Direction: Write out all of the lines below, exactly and completely.

(Records from a data collection)
==*==

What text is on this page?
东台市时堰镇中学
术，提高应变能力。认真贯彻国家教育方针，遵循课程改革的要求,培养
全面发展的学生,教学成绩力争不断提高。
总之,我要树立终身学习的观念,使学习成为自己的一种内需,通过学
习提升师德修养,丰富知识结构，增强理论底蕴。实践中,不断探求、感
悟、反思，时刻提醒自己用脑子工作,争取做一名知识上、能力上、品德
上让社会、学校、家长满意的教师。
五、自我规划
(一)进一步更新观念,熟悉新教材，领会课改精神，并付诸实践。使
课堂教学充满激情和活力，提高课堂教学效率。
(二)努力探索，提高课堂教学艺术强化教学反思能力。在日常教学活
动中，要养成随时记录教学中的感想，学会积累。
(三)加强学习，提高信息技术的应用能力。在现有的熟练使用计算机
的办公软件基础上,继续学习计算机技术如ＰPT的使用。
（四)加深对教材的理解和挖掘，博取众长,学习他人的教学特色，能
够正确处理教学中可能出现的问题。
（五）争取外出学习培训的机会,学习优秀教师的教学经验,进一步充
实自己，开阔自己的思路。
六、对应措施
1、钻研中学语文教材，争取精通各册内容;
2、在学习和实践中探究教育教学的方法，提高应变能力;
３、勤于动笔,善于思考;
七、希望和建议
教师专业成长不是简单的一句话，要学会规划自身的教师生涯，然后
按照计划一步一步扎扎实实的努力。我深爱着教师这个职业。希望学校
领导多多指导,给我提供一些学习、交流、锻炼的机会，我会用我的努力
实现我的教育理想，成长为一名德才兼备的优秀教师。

==*==

Answer to this exercise:
What text is on this page?
东台市时堰镇中学
术，提高应变能力。认真贯彻国家教育方针，遵循课程改革的要求,培养
全面发展的学生,教学成绩力争不断提高。
总之,我要树立终身学习的观念,使学习成为自己的一种内需,通过学
习提升师德修养,丰富知识结构，增强理论底蕴。实践中,不断探求、感
悟、反思，时刻提醒自己用脑子工作,争取做一名知识上、能力上、品德
上让社会、学校、家长满意的教师。
五、自我规划
(一)进一步更新观念,熟悉新教材，领会课改精神，并付诸实践。使
课堂教学充满激情和活力，提高课堂教学效率。
(二)努力探索，提高课堂教学艺术强化教学反思能力。在日常教学活
动中，要养成随时记录教学中的感想，学会积累。
(三)加强学习，提高信息技术的应用能力。在现有的熟练使用计算机
的办公软件基础上,继续学习计算机技术如ＰPT的使用。
（四)加深对教材的理解和挖掘，博取众长,学习他人的教学特色，能
够正确处理教学中可能出现的问题。
（五）争取外出学习培训的机会,学习优秀教师的教学经验,进一步充
实自己，开阔自己的思路。
六、对应措施
1、钻研中学语文教材，争取精通各册内容;
2、在学习和实践中探究教育教学的方法，提高应变能力;
３、勤于动笔,善于思考;
七、希望和建议
教师专业成长不是简单的一句话，要学会规划自身的教师生涯，然后
按照计划一步一步扎扎实实的努力。我深爱着教师这个职业。希望学校
领导多多指导,给我提供一些学习、交流、锻炼的机会，我会用我的努力
实现我的教育理想，成长为一名德才兼备的优秀教师。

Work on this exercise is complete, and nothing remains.